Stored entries

===============

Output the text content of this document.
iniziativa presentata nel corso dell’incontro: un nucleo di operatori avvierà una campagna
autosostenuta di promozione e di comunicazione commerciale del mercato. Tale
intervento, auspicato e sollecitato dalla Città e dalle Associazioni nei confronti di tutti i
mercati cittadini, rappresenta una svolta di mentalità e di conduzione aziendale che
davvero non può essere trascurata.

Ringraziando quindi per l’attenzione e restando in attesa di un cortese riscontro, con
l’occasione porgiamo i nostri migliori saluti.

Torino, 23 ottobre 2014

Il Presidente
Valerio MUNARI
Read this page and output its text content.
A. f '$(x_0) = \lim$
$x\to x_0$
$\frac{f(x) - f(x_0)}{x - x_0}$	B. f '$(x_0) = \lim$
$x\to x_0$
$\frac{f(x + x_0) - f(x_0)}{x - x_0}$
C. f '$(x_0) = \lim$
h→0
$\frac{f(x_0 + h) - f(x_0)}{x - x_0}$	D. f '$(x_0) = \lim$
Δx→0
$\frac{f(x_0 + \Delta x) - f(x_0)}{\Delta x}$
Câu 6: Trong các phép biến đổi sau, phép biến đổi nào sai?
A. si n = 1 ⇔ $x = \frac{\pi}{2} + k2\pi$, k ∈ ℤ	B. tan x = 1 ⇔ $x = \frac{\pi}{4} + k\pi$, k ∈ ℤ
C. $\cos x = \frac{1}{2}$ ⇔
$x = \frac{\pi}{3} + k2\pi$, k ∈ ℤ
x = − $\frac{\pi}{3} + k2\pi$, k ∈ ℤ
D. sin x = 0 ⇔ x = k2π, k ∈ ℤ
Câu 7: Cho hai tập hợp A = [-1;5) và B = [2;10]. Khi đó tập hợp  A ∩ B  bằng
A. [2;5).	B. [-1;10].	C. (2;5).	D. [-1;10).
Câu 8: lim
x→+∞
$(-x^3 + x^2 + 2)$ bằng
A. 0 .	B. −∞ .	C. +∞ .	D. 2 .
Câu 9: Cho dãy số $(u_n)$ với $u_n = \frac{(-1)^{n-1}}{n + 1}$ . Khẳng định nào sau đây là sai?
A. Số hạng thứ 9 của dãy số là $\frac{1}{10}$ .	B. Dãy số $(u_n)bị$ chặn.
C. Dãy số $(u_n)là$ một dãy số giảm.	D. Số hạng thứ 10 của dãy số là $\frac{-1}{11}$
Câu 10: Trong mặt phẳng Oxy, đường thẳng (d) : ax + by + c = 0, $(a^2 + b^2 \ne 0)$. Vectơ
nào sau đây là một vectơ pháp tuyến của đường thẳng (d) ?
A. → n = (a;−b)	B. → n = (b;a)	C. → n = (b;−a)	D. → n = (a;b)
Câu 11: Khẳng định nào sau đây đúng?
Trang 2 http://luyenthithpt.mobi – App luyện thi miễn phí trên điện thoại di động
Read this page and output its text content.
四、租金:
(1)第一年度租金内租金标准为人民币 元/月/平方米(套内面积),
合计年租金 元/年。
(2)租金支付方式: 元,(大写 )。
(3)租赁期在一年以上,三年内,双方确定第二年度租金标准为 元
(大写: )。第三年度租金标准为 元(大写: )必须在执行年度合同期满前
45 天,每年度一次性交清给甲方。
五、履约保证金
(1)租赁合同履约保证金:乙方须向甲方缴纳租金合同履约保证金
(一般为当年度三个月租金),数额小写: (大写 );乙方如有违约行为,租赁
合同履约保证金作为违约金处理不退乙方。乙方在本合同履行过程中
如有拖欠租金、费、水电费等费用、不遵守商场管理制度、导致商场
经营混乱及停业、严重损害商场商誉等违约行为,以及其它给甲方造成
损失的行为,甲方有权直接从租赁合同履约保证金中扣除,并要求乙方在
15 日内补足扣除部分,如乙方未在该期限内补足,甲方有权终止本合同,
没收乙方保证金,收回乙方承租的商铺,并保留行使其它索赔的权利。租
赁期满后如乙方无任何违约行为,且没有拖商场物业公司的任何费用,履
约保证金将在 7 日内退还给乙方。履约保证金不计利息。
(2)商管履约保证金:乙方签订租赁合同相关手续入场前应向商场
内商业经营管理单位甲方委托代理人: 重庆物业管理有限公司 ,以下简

===============

Exercise directions - Reproduce each record exactly as it appears.

Exercise answer -
Output the text content of this document.
iniziativa presentata nel corso dell’incontro: un nucleo di operatori avvierà una campagna
autosostenuta di promozione e di comunicazione commerciale del mercato. Tale
intervento, auspicato e sollecitato dalla Città e dalle Associazioni nei confronti di tutti i
mercati cittadini, rappresenta una svolta di mentalità e di conduzione aziendale che
davvero non può essere trascurata.

Ringraziando quindi per l’attenzione e restando in attesa di un cortese riscontro, con
l’occasione porgiamo i nostri migliori saluti.

Torino, 23 ottobre 2014

Il Presidente
Valerio MUNARI
Read this page and output its text content.
A. f '$(x_0) = \lim$
$x\to x_0$
$\frac{f(x) - f(x_0)}{x - x_0}$	B. f '$(x_0) = \lim$
$x\to x_0$
$\frac{f(x + x_0) - f(x_0)}{x - x_0}$
C. f '$(x_0) = \lim$
h→0
$\frac{f(x_0 + h) - f(x_0)}{x - x_0}$	D. f '$(x_0) = \lim$
Δx→0
$\frac{f(x_0 + \Delta x) - f(x_0)}{\Delta x}$
Câu 6: Trong các phép biến đổi sau, phép biến đổi nào sai?
A. si n = 1 ⇔ $x = \frac{\pi}{2} + k2\pi$, k ∈ ℤ	B. tan x = 1 ⇔ $x = \frac{\pi}{4} + k\pi$, k ∈ ℤ
C. $\cos x = \frac{1}{2}$ ⇔
$x = \frac{\pi}{3} + k2\pi$, k ∈ ℤ
x = − $\frac{\pi}{3} + k2\pi$, k ∈ ℤ
D. sin x = 0 ⇔ x = k2π, k ∈ ℤ
Câu 7: Cho hai tập hợp A = [-1;5) và B = [2;10]. Khi đó tập hợp  A ∩ B  bằng
A. [2;5).	B. [-1;10].	C. (2;5).	D. [-1;10).
Câu 8: lim
x→+∞
$(-x^3 + x^2 + 2)$ bằng
A. 0 .	B. −∞ .	C. +∞ .	D. 2 .
Câu 9: Cho dãy số $(u_n)$ với $u_n = \frac{(-1)^{n-1}}{n + 1}$ . Khẳng định nào sau đây là sai?
A. Số hạng thứ 9 của dãy số là $\frac{1}{10}$ .	B. Dãy số $(u_n)bị$ chặn.
C. Dãy số $(u_n)là$ một dãy số giảm.	D. Số hạng thứ 10 của dãy số là $\frac{-1}{11}$
Câu 10: Trong mặt phẳng Oxy, đường thẳng (d) : ax + by + c = 0, $(a^2 + b^2 \ne 0)$. Vectơ
nào sau đây là một vectơ pháp tuyến của đường thẳng (d) ?
A. → n = (a;−b)	B. → n = (b;a)	C. → n = (b;−a)	D. → n = (a;b)
Câu 11: Khẳng định nào sau đây đúng?
Trang 2 http://luyenthithpt.mobi – App luyện thi miễn phí trên điện thoại di động
Read this page and output its text content.
四、租金:
(1)第一年度租金内租金标准为人民币 元/月/平方米(套内面积),
合计年租金 元/年。
(2)租金支付方式: 元,(大写 )。
(3)租赁期在一年以上,三年内,双方确定第二年度租金标准为 元
(大写: )。第三年度租金标准为 元(大写: )必须在执行年度合同期满前
45 天,每年度一次性交清给甲方。
五、履约保证金
(1)租赁合同履约保证金:乙方须向甲方缴纳租金合同履约保证金
(一般为当年度三个月租金),数额小写: (大写 );乙方如有违约行为,租赁
合同履约保证金作为违约金处理不退乙方。乙方在本合同履行过程中
如有拖欠租金、费、水电费等费用、不遵守商场管理制度、导致商场
经营混乱及停业、严重损害商场商誉等违约行为,以及其它给甲方造成
损失的行为,甲方有权直接从租赁合同履约保证金中扣除,并要求乙方在
15 日内补足扣除部分,如乙方未在该期限内补足,甲方有权终止本合同,
没收乙方保证金,收回乙方承租的商铺,并保留行使其它索赔的权利。租
赁期满后如乙方无任何违约行为,且没有拖商场物业公司的任何费用,履
约保证金将在 7 日内退还给乙方。履约保证金不计利息。
(2)商管履约保证金:乙方签订租赁合同相关手续入场前应向商场
内商业经营管理单位甲方委托代理人: 重庆物业管理有限公司 ,以下简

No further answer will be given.